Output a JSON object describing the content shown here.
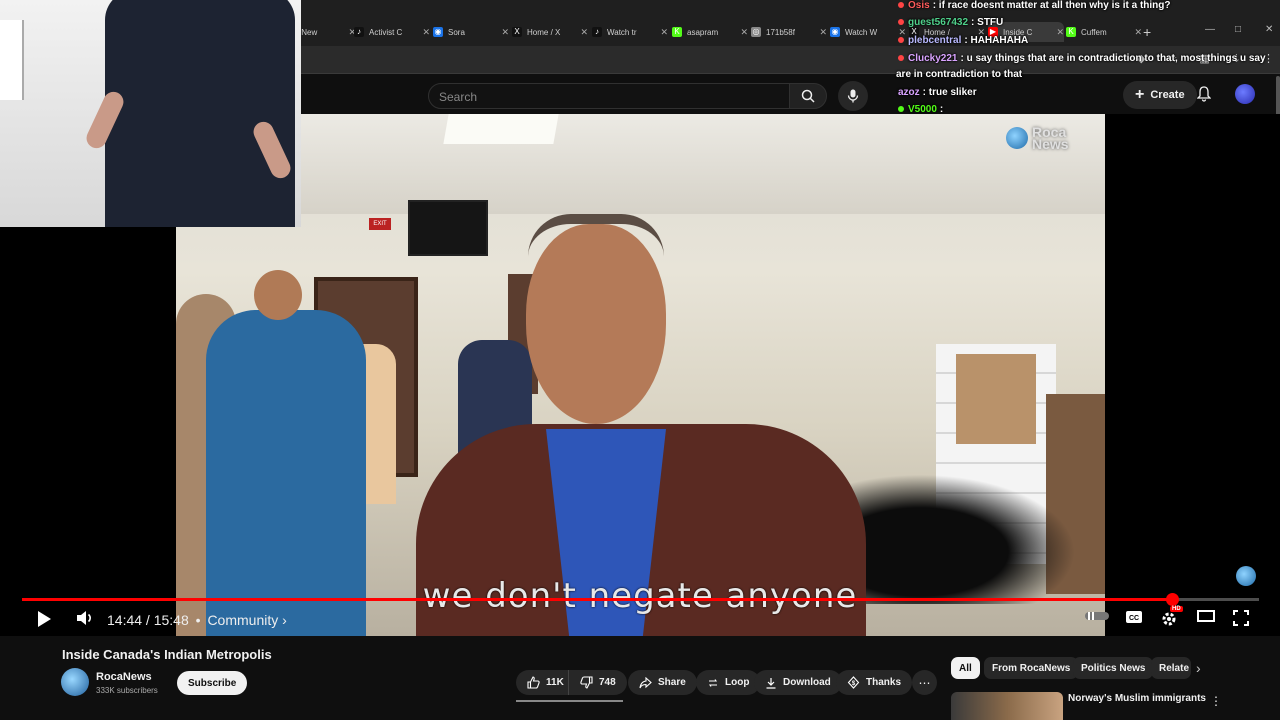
{
  "browser": {
    "tabs": [
      {
        "label": "y New",
        "icon": "generic-icon"
      },
      {
        "label": "Activist C",
        "icon": "tiktok-icon"
      },
      {
        "label": "Sora",
        "icon": "sora-icon"
      },
      {
        "label": "Home / X",
        "icon": "x-icon"
      },
      {
        "label": "Watch tr",
        "icon": "tiktok-icon"
      },
      {
        "label": "asapram",
        "icon": "kick-icon"
      },
      {
        "label": "171b58f",
        "icon": "globe-icon"
      },
      {
        "label": "Watch W",
        "icon": "sora-icon"
      },
      {
        "label": "Home /",
        "icon": "x-icon"
      },
      {
        "label": "Inside C",
        "icon": "youtube-icon",
        "active": true
      },
      {
        "label": "Cuffem",
        "icon": "kick-icon"
      }
    ],
    "new_tab": "+"
  },
  "youtube": {
    "search_placeholder": "Search",
    "create_label": "Create"
  },
  "video": {
    "caption": "we don't negate anyone",
    "watermark": "Roca\nNews",
    "current_time": "14:44",
    "duration": "15:48",
    "time_display": "14:44 / 15:48",
    "chapter": "Community",
    "progress": 0.93,
    "hd_badge": "HD"
  },
  "chat": [
    {
      "user": "Osis",
      "text": ": if race doesnt matter at all then why is it a thing?",
      "dot": "#ff4444"
    },
    {
      "user": "guest567432",
      "text": ": STFU",
      "dot": "#ff4444",
      "user_color": "#4fd18b"
    },
    {
      "user": "plebcentral",
      "text": ": HAHAHAHA",
      "dot": "#ff4444",
      "user_color": "#b9b9ff"
    },
    {
      "user": "Clucky221",
      "text": ": u say things that are in contradiction to that, most things u say",
      "dot": "#ff4444",
      "user_color": "#d9a3ff"
    },
    {
      "user": "",
      "text": "are in contradiction to that",
      "dot": ""
    },
    {
      "user": "azoz",
      "text": ": true sliker",
      "dot": "",
      "user_color": "#d9a3ff"
    },
    {
      "user": "V5000",
      "text": ":",
      "dot": "#53fc18",
      "user_color": "#53fc18"
    }
  ],
  "details": {
    "title": "Inside Canada's Indian Metropolis",
    "channel": "RocaNews",
    "subscribers": "333K subscribers",
    "subscribe_label": "Subscribe",
    "likes": "11K",
    "dislikes": "748",
    "share": "Share",
    "loop": "Loop",
    "download": "Download",
    "thanks": "Thanks",
    "more": "⋯"
  },
  "sidebar": {
    "chips": [
      "All",
      "From RocaNews",
      "Politics News",
      "Relate"
    ],
    "related_title": "Norway's Muslim immigrants"
  }
}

WHAT YOU ARE ASKED TO DO: Quote the listing above in full, except for the pictures.

RESPONSE TO THE EXERCISE:
Output a JSON object describing the content shown here.
{
  "browser": {
    "tabs": [
      {
        "label": "y New",
        "icon": "generic-icon"
      },
      {
        "label": "Activist C",
        "icon": "tiktok-icon"
      },
      {
        "label": "Sora",
        "icon": "sora-icon"
      },
      {
        "label": "Home / X",
        "icon": "x-icon"
      },
      {
        "label": "Watch tr",
        "icon": "tiktok-icon"
      },
      {
        "label": "asapram",
        "icon": "kick-icon"
      },
      {
        "label": "171b58f",
        "icon": "globe-icon"
      },
      {
        "label": "Watch W",
        "icon": "sora-icon"
      },
      {
        "label": "Home /",
        "icon": "x-icon"
      },
      {
        "label": "Inside C",
        "icon": "youtube-icon",
        "active": true
      },
      {
        "label": "Cuffem",
        "icon": "kick-icon"
      }
    ],
    "new_tab": "+"
  },
  "youtube": {
    "search_placeholder": "Search",
    "create_label": "Create"
  },
  "video": {
    "caption": "we don't negate anyone",
    "watermark": "Roca\nNews",
    "current_time": "14:44",
    "duration": "15:48",
    "time_display": "14:44 / 15:48",
    "chapter": "Community",
    "progress": 0.93,
    "hd_badge": "HD"
  },
  "chat": [
    {
      "user": "Osis",
      "text": ": if race doesnt matter at all then why is it a thing?",
      "dot": "#ff4444"
    },
    {
      "user": "guest567432",
      "text": ": STFU",
      "dot": "#ff4444",
      "user_color": "#4fd18b"
    },
    {
      "user": "plebcentral",
      "text": ": HAHAHAHA",
      "dot": "#ff4444",
      "user_color": "#b9b9ff"
    },
    {
      "user": "Clucky221",
      "text": ": u say things that are in contradiction to that, most things u say",
      "dot": "#ff4444",
      "user_color": "#d9a3ff"
    },
    {
      "user": "",
      "text": "are in contradiction to that",
      "dot": ""
    },
    {
      "user": "azoz",
      "text": ": true sliker",
      "dot": "",
      "user_color": "#d9a3ff"
    },
    {
      "user": "V5000",
      "text": ":",
      "dot": "#53fc18",
      "user_color": "#53fc18"
    }
  ],
  "details": {
    "title": "Inside Canada's Indian Metropolis",
    "channel": "RocaNews",
    "subscribers": "333K subscribers",
    "subscribe_label": "Subscribe",
    "likes": "11K",
    "dislikes": "748",
    "share": "Share",
    "loop": "Loop",
    "download": "Download",
    "thanks": "Thanks",
    "more": "⋯"
  },
  "sidebar": {
    "chips": [
      "All",
      "From RocaNews",
      "Politics News",
      "Relate"
    ],
    "related_title": "Norway's Muslim immigrants"
  }
}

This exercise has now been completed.